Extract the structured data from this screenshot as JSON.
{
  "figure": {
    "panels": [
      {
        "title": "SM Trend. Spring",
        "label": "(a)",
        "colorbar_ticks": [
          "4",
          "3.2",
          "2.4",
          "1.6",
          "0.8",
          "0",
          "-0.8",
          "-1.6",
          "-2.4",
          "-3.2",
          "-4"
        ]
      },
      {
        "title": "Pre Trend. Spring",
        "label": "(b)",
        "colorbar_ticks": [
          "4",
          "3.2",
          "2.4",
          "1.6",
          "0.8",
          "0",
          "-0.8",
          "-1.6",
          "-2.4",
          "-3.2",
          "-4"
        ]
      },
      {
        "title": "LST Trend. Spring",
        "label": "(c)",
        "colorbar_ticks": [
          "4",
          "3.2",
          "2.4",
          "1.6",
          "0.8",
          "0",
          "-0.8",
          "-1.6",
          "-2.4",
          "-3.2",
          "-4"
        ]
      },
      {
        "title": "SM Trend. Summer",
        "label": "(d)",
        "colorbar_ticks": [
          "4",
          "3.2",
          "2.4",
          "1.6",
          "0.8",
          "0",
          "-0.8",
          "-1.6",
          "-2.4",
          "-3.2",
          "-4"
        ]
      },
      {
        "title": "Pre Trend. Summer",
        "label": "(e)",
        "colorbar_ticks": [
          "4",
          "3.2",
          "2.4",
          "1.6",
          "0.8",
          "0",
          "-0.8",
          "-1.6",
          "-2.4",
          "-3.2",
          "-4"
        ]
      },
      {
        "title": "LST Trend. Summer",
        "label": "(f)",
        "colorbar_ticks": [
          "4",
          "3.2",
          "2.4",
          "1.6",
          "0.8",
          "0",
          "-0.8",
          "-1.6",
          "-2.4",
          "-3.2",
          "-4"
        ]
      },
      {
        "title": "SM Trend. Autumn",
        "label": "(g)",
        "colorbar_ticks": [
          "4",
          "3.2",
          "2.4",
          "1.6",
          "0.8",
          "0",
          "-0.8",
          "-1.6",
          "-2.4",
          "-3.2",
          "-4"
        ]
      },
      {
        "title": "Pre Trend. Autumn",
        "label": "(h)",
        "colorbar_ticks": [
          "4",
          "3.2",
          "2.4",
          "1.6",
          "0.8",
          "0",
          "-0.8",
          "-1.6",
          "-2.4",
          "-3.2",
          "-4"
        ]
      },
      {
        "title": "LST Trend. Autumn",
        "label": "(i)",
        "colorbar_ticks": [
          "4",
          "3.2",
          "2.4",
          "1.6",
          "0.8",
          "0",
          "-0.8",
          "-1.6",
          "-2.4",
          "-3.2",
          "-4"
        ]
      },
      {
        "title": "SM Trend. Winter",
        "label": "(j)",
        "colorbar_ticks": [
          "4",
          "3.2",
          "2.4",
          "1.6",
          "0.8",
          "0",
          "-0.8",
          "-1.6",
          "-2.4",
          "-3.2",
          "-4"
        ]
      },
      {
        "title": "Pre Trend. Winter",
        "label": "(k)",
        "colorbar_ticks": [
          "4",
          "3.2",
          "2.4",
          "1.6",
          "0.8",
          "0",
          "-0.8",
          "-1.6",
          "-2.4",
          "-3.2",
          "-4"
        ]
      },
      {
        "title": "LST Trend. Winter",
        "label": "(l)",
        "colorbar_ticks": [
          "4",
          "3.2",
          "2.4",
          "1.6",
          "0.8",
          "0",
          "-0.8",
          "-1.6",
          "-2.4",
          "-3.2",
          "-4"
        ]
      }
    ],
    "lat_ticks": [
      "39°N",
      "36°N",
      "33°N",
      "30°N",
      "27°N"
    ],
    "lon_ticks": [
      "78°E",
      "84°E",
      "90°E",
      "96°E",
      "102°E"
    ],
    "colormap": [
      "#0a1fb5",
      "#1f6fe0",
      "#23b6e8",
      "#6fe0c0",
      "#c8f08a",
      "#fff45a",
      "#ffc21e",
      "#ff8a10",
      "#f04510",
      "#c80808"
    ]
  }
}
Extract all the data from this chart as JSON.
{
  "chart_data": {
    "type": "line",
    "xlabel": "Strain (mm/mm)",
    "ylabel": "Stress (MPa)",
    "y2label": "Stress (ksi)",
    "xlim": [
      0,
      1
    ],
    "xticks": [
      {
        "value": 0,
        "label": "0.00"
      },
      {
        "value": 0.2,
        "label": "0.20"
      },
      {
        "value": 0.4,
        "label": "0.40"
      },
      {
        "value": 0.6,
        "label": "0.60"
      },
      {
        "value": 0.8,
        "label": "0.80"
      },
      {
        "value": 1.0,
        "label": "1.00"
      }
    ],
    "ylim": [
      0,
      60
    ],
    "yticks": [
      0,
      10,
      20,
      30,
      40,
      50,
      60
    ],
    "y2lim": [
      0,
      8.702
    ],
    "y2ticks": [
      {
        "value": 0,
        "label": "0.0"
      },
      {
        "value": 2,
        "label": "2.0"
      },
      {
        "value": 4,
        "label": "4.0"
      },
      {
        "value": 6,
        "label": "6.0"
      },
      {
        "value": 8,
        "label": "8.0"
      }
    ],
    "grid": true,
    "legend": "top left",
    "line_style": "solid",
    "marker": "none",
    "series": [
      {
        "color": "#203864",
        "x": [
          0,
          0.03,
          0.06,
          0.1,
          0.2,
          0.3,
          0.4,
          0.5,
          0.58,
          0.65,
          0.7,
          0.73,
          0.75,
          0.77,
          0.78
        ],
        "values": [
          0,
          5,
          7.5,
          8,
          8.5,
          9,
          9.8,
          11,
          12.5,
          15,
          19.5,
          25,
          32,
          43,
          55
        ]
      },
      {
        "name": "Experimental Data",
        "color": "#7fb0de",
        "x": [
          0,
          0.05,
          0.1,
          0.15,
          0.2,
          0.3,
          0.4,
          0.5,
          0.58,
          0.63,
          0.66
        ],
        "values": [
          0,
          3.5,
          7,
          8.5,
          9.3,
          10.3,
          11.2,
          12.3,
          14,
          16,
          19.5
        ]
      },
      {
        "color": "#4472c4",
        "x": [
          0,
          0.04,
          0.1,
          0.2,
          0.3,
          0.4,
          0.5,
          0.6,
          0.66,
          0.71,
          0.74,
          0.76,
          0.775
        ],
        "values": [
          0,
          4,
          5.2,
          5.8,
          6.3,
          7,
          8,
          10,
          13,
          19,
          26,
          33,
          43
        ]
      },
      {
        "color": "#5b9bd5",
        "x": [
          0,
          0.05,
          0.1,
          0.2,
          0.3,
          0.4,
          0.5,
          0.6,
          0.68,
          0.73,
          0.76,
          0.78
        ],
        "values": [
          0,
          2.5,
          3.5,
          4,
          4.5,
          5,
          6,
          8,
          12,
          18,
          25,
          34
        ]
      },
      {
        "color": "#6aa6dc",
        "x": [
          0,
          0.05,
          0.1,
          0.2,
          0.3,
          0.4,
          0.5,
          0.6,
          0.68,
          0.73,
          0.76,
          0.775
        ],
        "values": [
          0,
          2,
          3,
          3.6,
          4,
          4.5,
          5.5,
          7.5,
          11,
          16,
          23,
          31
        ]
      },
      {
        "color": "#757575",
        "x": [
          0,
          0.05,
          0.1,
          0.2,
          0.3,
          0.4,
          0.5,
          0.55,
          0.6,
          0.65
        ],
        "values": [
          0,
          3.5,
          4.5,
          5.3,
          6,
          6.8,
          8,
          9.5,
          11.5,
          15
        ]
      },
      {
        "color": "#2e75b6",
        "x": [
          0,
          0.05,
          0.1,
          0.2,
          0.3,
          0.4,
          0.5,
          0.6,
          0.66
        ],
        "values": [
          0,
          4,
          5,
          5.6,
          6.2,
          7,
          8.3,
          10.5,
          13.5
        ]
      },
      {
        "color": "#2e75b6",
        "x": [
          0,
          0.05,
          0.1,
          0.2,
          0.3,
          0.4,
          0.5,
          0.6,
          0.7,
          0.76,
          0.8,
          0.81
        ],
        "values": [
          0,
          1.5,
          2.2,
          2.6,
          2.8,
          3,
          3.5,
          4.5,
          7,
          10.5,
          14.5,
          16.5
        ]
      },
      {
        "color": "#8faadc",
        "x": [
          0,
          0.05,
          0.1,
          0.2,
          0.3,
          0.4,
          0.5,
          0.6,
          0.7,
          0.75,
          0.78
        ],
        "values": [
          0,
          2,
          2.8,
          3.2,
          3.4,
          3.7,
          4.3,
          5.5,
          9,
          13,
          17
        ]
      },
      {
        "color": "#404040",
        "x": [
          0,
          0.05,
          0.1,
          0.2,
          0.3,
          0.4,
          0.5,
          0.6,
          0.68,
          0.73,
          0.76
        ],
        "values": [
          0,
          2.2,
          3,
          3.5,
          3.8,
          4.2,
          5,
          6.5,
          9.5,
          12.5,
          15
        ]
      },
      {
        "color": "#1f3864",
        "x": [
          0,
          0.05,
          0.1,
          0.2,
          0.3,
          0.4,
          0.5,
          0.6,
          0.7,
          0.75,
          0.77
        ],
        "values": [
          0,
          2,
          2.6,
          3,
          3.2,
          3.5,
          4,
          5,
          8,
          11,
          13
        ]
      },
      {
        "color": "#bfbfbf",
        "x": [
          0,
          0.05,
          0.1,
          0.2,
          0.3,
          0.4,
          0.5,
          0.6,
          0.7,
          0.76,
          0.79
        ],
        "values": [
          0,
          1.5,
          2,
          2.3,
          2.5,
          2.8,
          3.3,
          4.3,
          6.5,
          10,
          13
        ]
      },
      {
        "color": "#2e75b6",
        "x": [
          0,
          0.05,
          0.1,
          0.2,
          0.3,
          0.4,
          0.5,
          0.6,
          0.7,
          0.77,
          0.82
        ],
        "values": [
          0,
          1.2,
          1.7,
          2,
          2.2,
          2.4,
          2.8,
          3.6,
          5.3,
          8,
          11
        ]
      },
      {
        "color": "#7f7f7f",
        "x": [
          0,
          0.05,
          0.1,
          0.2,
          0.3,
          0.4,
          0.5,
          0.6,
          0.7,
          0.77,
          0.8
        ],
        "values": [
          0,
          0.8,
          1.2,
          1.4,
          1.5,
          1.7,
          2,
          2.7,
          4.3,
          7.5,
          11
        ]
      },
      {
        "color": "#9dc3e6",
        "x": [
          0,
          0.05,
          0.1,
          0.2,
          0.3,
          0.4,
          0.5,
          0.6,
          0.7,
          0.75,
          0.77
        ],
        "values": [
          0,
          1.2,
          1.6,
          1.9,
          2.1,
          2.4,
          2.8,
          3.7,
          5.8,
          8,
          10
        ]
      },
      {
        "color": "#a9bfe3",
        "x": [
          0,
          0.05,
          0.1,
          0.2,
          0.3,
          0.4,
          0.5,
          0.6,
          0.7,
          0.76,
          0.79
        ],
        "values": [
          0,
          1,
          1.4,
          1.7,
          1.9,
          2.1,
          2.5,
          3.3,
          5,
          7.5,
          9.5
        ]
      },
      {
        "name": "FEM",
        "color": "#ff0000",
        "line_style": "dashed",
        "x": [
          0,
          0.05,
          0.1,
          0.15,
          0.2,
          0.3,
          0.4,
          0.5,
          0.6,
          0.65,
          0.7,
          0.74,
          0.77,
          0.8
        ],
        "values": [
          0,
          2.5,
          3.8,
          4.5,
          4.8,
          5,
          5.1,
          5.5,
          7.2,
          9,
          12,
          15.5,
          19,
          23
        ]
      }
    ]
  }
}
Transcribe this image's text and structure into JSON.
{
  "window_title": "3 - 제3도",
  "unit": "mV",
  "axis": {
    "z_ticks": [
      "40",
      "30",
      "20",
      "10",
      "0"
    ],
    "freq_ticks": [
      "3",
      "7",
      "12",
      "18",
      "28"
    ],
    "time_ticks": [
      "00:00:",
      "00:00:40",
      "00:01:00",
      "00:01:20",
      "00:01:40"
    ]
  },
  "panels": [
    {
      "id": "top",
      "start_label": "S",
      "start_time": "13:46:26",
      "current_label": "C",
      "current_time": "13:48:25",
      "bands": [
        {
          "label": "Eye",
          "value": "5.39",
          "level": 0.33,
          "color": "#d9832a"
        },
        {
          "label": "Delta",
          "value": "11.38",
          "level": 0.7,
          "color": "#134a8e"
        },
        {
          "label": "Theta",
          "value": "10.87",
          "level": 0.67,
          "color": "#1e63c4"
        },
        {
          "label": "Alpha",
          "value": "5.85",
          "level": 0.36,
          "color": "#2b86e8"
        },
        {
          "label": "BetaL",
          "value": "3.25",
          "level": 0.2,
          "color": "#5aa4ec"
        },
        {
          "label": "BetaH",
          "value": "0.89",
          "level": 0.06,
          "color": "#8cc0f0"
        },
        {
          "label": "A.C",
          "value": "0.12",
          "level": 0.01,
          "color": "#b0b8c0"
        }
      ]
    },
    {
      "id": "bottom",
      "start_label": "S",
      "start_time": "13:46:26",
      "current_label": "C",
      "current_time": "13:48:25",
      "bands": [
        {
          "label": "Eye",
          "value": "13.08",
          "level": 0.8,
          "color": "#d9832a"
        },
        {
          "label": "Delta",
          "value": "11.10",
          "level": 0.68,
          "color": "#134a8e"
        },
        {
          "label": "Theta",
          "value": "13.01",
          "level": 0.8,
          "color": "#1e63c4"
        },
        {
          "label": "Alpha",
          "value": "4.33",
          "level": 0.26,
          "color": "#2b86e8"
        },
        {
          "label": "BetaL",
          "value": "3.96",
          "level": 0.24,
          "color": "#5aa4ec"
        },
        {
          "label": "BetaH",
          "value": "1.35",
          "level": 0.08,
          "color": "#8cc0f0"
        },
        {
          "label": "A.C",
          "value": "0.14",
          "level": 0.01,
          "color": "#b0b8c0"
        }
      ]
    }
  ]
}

What is asked | Gather and copy every line of the data in which the string "Spring" is found.

Solution to this task |
        "title": "SM Trend. Spring",
        "title": "Pre Trend. Spring",
        "title": "LST Trend. Spring",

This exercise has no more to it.